#### [TASK OBJECTIVE]
Check every line below for the word "gasova" and copy the ones that have it.
** Start DATA **
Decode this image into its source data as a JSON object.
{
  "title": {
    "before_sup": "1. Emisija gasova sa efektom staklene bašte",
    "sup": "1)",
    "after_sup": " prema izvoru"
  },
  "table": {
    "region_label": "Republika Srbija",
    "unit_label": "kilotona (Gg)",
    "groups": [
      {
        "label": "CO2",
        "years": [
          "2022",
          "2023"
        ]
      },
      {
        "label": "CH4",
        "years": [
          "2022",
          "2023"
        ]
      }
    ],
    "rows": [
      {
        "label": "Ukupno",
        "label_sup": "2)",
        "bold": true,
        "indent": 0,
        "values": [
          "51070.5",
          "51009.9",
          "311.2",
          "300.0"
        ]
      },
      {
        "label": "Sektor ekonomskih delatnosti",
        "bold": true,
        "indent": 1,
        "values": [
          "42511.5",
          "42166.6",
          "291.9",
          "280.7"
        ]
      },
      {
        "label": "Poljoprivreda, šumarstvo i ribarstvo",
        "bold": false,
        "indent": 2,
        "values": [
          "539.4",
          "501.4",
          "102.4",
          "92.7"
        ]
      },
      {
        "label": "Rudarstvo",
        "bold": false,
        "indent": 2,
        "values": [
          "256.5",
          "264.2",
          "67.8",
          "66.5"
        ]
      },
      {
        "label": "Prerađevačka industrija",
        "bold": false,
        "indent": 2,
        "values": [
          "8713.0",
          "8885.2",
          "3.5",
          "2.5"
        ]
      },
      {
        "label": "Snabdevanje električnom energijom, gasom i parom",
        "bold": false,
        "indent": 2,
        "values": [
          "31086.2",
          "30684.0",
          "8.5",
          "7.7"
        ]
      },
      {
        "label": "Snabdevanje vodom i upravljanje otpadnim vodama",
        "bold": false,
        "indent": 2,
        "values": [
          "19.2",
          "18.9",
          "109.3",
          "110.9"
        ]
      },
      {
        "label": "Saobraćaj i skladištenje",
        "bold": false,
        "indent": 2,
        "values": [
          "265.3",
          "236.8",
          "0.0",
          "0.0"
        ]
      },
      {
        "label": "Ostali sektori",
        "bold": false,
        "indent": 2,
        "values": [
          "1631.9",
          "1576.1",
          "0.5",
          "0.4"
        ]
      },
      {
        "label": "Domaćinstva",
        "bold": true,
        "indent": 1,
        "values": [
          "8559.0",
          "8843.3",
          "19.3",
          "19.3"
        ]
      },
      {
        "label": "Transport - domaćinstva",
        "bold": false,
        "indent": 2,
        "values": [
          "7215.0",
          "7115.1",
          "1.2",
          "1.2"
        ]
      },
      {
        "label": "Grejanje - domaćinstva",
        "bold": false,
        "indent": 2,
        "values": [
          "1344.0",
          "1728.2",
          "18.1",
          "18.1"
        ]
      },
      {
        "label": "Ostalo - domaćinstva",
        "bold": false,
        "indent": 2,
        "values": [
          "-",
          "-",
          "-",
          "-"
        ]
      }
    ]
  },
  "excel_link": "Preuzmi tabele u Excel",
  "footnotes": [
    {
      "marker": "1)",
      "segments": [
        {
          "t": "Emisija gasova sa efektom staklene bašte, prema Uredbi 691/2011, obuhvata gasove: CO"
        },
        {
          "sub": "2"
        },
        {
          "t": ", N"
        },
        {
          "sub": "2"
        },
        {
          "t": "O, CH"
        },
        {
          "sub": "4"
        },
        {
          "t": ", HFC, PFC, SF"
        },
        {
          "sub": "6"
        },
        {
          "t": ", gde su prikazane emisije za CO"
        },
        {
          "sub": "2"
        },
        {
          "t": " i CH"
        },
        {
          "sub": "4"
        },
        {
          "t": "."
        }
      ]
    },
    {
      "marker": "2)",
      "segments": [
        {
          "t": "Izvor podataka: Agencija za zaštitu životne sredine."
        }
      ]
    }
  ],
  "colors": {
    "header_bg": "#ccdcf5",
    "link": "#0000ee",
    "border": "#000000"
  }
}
** End DATA **
#### [OUTPUT BELOW]
    "before_sup": "1. Emisija gasova sa efektom staklene bašte",
          "t": "Emisija gasova sa efektom staklene bašte, prema Uredbi 691/2011, obuhvata gasove: CO"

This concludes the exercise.